*READING PASSAGE*.

Gallimaufry. I'd never heard this word until I encountered the website, The Attic of Gallimaufry. The word has a French origin and derives from a kind of 16th century stew. Hash. Hotchpotch. Jumble. Jambalaya. Grab bag. Conglomeration. Pastiche ... As the site says, the entries are: "Things found by the way, Beyond the temporal horizon, Halcyon shades of kindled times."
The head page for The Attic of Gallimaufry article
All images in this entry are from The Attic of Gallimaufry. This article is heavily illustrated; you will find Janis Joplin, Carl Sandburg, Josh White, King Oliver, Jack Teagarden, Allen Toussaint, Coleman Hawkins, Washboard Leo, Django Reinhardt, Eric Clapton, and many others.
Rob Walker, founder of the first blog dedicated to SJI
The entry also features a 45-minute The Sounds in My Head program guest-hosted by Rob Walker, creator of the first-ever blog dedicated to St. James Infirmary. Here Walker presents variations of the song with a relaxed, informed commentary. This one's a lot of fun so put some time aside and give it a listen.
This is good stuff! Thank you, Attic of Gallimaufry, for your attention.
Many familiar with this site are also familiar with NO Notes - the other (presently paused) blog dedicated to St. James Infirmary and created by author Rob Walker. In NONotes, which I followed assiduously, Rob often referred to a person called "E."
E?
E was a mystery.
A little later Pam and I read Walker's book "Letters from New Orleans" (profits going to victims of hurricane Katrina). Before Pam and I were finally able to travel to New Orleans, we read a lot of books about the place. As it turned out, Walker's was the best of the lot. A good read, in Letters from New Orleans the mysterious E kept popping up. Who the heck is E???? I became convinced that she went deep, beneath the waves.
I stumbled upon something unexpected, as these web searches go. E once lived in Savannah, Georgia, near military bases. She saw soldiers in shops, on the street, some recently returned from Iraq or Afghanistan. The artist in her must have asked, "How do you represent these people as individuals?"

*STATED EXERCISE A*. From the records below, give the stretch from the line containing "Patent image size: (956, 470)." through the line containing "The water 222 is at (208, 322)." as a JSON list of strings, one string per line, with blank lines left out.

*TASK MATERIAL*.
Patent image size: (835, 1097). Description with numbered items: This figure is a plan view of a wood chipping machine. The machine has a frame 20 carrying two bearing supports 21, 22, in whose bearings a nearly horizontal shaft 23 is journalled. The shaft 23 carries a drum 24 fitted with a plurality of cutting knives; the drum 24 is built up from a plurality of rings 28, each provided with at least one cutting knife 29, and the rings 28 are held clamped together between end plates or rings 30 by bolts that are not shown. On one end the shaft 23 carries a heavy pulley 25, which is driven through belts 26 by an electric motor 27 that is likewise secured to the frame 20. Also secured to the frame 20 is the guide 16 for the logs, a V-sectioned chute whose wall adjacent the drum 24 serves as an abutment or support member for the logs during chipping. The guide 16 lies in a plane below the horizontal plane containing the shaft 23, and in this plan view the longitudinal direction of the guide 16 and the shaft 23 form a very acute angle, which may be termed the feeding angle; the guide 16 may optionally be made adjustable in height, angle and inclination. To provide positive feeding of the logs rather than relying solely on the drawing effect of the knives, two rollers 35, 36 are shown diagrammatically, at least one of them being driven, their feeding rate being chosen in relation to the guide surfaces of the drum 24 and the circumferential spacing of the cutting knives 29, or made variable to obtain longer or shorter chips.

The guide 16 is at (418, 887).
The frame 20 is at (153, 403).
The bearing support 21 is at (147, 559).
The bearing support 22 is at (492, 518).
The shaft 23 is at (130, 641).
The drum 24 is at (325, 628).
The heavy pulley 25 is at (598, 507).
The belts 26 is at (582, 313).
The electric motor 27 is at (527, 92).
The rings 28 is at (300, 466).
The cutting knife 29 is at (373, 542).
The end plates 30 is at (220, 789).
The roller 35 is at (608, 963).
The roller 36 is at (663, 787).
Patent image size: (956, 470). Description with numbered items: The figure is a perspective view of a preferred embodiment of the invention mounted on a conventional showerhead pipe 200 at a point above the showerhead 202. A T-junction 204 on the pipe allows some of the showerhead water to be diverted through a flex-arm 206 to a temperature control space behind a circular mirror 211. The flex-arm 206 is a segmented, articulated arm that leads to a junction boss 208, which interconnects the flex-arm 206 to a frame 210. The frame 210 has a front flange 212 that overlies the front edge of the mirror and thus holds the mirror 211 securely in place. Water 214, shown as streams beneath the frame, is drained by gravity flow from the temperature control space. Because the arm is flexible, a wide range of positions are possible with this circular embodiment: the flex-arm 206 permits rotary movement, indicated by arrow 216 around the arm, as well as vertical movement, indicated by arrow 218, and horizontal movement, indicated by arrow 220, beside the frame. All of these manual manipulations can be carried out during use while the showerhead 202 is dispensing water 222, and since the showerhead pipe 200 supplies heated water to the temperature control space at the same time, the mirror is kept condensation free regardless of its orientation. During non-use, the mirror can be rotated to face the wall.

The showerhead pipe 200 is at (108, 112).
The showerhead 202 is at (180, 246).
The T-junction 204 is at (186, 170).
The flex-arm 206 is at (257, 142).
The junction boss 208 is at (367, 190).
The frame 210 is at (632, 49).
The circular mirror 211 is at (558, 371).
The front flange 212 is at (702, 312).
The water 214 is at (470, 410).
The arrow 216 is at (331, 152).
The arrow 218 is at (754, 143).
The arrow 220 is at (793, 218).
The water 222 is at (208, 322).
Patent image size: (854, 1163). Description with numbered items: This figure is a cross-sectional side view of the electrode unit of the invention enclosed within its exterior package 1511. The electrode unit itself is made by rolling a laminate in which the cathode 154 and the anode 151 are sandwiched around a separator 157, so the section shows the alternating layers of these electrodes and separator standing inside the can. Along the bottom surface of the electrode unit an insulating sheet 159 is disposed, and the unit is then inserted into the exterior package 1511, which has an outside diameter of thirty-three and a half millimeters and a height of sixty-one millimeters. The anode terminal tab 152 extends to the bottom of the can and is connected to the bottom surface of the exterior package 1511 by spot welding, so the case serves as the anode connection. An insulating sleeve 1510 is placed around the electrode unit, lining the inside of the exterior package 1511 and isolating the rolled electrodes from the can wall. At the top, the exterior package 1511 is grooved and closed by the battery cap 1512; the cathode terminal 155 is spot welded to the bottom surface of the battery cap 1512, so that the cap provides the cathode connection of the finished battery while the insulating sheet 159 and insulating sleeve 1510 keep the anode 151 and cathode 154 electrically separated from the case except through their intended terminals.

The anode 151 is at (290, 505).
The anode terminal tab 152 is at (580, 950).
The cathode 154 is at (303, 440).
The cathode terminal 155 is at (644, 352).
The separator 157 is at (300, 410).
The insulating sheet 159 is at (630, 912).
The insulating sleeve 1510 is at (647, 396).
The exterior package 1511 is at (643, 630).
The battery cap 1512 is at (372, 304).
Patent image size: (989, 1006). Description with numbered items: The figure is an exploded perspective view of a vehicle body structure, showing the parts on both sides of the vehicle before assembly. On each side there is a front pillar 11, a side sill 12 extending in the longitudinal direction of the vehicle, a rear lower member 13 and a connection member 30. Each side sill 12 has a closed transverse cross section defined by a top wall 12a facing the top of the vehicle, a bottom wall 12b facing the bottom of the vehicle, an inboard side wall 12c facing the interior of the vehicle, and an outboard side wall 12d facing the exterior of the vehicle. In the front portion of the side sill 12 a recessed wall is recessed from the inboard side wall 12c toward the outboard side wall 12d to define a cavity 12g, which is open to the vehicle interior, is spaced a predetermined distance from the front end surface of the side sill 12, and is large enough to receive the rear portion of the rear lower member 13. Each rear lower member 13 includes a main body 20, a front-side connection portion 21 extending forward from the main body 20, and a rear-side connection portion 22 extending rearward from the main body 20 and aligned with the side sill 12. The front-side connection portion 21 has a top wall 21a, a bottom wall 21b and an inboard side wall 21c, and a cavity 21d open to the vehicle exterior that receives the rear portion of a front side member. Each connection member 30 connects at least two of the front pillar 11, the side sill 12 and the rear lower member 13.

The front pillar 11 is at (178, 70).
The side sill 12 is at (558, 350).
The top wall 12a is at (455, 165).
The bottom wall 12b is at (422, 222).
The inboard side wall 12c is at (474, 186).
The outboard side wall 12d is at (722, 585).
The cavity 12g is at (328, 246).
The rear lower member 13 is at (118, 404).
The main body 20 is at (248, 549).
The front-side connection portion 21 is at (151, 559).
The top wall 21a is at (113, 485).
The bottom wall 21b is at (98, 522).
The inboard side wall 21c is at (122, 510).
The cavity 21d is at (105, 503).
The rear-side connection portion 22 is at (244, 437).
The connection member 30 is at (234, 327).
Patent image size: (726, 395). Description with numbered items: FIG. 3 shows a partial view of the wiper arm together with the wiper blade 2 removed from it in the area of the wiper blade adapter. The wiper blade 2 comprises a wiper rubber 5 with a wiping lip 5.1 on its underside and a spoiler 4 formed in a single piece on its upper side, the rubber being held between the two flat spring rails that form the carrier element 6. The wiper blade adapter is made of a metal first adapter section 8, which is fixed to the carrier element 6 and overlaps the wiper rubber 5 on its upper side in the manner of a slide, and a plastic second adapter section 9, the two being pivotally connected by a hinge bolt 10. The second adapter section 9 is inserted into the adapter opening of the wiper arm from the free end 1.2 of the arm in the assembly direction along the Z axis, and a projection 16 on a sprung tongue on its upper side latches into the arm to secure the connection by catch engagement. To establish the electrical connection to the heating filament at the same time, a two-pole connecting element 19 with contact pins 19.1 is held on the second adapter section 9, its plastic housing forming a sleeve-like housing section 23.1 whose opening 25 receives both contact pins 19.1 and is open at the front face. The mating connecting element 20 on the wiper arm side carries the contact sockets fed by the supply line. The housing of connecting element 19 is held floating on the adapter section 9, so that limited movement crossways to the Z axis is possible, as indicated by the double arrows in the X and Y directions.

*STATED EXERCISE B*. Carry on the blog post about The Attic of Gallimaufry and the mysterious E from where it stops.

*EXERCISE ANSWER A*.
[
  "Patent image size: (956, 470). Description with numbered items: The figure is a perspective view of a preferred embodiment of the invention mounted on a conventional showerhead pipe 200 at a point above the showerhead 202. A T-junction 204 on the pipe allows some of the showerhead water to be diverted through a flex-arm 206 to a temperature control space behind a circular mirror 211. The flex-arm 206 is a segmented, articulated arm that leads to a junction boss 208, which interconnects the flex-arm 206 to a frame 210. The frame 210 has a front flange 212 that overlies the front edge of the mirror and thus holds the mirror 211 securely in place. Water 214, shown as streams beneath the frame, is drained by gravity flow from the temperature control space. Because the arm is flexible, a wide range of positions are possible with this circular embodiment: the flex-arm 206 permits rotary movement, indicated by arrow 216 around the arm, as well as vertical movement, indicated by arrow 218, and horizontal movement, indicated by arrow 220, beside the frame. All of these manual manipulations can be carried out during use while the showerhead 202 is dispensing water 222, and since the showerhead pipe 200 supplies heated water to the temperature control space at the same time, the mirror is kept condensation free regardless of its orientation. During non-use, the mirror can be rotated to face the wall.",
  "The showerhead pipe 200 is at (108, 112).",
  "The showerhead 202 is at (180, 246).",
  "The T-junction 204 is at (186, 170).",
  "The flex-arm 206 is at (257, 142).",
  "The junction boss 208 is at (367, 190).",
  "The frame 210 is at (632, 49).",
  "The circular mirror 211 is at (558, 371).",
  "The front flange 212 is at (702, 312).",
  "The water 214 is at (470, 410).",
  "The arrow 216 is at (331, 152).",
  "The arrow 218 is at (754, 143).",
  "The arrow 220 is at (793, 218).",
  "The water 222 is at (208, 322)."
]

*EXERCISE ANSWER B*.
Have you seen 19th century photographs, in which the subjects stare seriously back at the camera? In those days a portrait required a long exposure. One minute. Two minutes. It is almost impossible to hold a smile for that long. And so our ancestors appear to have been somber people. Photographically, a smile was a rare thing. In photos of civil war soldiers, they had this same demeanour ... although one could ask if they had much to smile about, anyway. Today, of course, we can take a dozen photos a second, and then choose the most attractive - perhaps a transitional expression. I would argue that the held pose, in which one does not move for a minute or so, is more resonant. More representative of the person. More revealing of the subject, more responsive than is possible with our digital fastness. You can't pretend for that long.
Eventually Pam and I met E. She and Rob were living in New Orleans. We knocked ... she answered. E. The mysterious E stood in the doorway and ushered us in.
Of course we chatted about St. James Infirmary. E cued up The White Stripes.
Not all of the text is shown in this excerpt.